### [Record excerpts]
** begin **
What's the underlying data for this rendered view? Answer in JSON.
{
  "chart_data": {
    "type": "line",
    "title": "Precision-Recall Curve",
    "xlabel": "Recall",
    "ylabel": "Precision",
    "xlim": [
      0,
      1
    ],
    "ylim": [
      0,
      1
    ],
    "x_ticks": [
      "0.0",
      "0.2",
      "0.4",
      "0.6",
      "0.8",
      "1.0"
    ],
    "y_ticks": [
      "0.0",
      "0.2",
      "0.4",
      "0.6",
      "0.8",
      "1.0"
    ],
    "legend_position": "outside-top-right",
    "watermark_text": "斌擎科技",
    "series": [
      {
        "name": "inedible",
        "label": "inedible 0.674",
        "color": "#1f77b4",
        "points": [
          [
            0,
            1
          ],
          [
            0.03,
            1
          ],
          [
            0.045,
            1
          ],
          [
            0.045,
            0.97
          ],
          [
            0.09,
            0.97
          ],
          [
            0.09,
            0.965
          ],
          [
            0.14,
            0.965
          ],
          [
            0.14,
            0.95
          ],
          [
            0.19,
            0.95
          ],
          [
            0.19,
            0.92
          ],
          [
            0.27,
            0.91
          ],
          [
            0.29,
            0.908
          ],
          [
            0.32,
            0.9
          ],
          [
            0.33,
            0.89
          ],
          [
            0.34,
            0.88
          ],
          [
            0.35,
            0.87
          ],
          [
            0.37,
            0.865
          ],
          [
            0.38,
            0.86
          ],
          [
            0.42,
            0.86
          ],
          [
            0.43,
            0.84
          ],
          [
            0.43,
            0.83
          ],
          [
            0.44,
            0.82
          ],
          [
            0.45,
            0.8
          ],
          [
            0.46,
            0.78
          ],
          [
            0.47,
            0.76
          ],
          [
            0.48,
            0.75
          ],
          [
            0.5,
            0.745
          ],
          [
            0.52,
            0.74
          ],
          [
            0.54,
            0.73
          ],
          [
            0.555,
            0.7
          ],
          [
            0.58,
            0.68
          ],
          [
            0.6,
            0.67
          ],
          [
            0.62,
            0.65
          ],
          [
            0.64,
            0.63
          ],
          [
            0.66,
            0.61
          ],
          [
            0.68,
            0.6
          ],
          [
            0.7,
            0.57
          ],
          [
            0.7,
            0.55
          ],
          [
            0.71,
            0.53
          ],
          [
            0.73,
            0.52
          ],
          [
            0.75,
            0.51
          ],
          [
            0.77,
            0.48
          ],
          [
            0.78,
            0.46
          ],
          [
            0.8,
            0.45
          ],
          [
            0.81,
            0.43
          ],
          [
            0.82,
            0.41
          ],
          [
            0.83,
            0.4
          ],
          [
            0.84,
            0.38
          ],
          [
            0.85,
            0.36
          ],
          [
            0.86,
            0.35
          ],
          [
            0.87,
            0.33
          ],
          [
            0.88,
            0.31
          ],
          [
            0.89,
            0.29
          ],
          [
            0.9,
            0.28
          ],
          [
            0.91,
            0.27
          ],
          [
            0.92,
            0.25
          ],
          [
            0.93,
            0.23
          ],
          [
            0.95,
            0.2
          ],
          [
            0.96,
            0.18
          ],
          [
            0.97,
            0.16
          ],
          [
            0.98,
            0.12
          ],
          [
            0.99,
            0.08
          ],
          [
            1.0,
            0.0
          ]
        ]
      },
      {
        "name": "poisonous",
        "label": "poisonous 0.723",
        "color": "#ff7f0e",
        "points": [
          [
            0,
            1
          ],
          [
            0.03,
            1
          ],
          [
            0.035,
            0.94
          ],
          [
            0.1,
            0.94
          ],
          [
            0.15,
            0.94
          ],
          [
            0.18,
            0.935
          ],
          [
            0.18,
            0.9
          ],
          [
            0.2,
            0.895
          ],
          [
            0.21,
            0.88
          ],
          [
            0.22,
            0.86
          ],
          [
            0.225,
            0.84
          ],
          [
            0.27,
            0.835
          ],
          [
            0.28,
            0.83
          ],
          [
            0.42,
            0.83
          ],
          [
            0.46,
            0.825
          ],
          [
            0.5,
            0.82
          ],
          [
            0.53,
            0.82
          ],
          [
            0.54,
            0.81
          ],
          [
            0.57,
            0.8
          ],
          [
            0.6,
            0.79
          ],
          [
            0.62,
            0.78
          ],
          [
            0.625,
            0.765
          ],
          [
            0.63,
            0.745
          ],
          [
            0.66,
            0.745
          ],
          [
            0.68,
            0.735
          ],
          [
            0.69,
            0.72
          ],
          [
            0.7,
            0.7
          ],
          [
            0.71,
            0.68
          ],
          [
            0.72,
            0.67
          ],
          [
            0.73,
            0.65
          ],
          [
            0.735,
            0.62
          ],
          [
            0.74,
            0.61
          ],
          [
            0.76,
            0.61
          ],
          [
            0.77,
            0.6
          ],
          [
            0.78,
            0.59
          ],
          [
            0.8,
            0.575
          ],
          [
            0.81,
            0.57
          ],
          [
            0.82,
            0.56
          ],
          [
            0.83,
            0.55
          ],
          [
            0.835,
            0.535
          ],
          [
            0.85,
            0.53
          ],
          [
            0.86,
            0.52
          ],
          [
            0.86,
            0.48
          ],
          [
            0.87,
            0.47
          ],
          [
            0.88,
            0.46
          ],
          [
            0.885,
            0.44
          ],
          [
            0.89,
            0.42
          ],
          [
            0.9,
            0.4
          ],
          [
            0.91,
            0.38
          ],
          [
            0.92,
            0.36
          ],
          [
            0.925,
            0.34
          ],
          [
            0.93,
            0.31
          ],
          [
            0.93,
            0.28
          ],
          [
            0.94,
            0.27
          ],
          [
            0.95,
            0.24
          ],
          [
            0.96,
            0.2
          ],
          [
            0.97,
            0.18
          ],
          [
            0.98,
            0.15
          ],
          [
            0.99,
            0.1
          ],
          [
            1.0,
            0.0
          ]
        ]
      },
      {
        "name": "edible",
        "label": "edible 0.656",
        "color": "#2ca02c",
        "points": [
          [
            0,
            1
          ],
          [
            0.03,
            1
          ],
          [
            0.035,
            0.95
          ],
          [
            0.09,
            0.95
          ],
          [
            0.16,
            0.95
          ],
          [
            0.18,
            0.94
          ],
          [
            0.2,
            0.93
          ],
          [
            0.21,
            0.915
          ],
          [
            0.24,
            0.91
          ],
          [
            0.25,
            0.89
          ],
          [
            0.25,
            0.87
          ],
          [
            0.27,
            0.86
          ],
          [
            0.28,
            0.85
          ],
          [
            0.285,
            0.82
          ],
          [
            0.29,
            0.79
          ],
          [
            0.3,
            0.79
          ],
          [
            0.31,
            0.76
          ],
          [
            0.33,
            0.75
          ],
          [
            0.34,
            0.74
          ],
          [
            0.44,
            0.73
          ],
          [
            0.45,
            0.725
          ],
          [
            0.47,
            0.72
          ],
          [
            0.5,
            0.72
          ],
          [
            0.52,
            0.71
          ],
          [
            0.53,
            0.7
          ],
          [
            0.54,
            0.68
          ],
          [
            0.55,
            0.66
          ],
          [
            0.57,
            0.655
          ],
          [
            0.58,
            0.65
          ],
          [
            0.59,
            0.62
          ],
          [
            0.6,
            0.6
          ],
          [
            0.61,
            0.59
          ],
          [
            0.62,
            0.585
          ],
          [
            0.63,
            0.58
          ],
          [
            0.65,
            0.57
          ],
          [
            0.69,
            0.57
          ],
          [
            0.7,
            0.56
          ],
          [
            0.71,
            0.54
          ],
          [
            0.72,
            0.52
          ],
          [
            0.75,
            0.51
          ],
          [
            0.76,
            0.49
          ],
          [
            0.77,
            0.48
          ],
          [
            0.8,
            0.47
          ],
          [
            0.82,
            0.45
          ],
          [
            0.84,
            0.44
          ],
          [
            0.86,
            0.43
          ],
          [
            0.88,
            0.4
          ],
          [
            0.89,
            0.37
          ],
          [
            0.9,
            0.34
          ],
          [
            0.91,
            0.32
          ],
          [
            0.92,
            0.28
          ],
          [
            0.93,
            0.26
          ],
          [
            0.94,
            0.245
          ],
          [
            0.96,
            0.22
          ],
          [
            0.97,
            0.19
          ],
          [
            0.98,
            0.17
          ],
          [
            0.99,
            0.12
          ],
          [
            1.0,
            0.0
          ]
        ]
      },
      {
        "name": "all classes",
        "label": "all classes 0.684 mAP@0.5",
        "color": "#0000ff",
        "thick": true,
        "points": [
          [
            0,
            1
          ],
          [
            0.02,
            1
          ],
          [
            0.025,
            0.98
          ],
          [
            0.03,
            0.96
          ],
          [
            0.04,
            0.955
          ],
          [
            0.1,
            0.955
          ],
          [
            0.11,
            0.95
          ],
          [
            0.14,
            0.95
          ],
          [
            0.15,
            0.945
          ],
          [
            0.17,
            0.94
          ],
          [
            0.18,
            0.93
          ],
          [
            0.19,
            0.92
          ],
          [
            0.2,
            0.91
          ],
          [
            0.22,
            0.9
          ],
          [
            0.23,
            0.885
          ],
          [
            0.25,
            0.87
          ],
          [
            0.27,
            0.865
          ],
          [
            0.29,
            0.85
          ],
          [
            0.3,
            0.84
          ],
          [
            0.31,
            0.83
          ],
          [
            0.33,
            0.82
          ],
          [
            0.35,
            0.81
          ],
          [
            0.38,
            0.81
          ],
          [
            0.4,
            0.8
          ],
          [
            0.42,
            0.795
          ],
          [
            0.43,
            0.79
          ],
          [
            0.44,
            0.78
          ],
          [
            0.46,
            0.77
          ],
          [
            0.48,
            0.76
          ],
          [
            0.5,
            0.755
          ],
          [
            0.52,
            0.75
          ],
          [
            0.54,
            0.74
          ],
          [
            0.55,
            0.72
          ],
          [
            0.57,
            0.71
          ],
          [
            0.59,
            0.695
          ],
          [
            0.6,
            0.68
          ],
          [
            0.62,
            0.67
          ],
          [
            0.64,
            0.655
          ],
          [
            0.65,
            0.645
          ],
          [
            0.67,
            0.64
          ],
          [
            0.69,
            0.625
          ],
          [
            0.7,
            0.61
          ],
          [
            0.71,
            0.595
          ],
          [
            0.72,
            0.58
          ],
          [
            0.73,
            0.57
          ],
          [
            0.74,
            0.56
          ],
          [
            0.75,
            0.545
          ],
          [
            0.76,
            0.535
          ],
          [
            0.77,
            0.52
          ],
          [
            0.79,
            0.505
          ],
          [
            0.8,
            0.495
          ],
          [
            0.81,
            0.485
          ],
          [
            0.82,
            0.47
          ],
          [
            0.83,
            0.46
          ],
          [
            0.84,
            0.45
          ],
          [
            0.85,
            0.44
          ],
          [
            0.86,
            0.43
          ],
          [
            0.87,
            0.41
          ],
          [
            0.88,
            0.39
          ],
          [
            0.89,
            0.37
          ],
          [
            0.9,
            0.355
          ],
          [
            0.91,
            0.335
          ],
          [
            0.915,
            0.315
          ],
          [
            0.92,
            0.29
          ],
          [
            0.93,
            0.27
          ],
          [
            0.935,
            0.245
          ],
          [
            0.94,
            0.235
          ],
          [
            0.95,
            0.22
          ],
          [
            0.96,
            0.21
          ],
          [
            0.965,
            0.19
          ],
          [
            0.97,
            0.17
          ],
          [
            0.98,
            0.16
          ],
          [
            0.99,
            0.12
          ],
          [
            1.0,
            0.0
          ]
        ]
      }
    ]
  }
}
** end **
From the data above, work out how many lines hold "color". Answer with the number alone.

4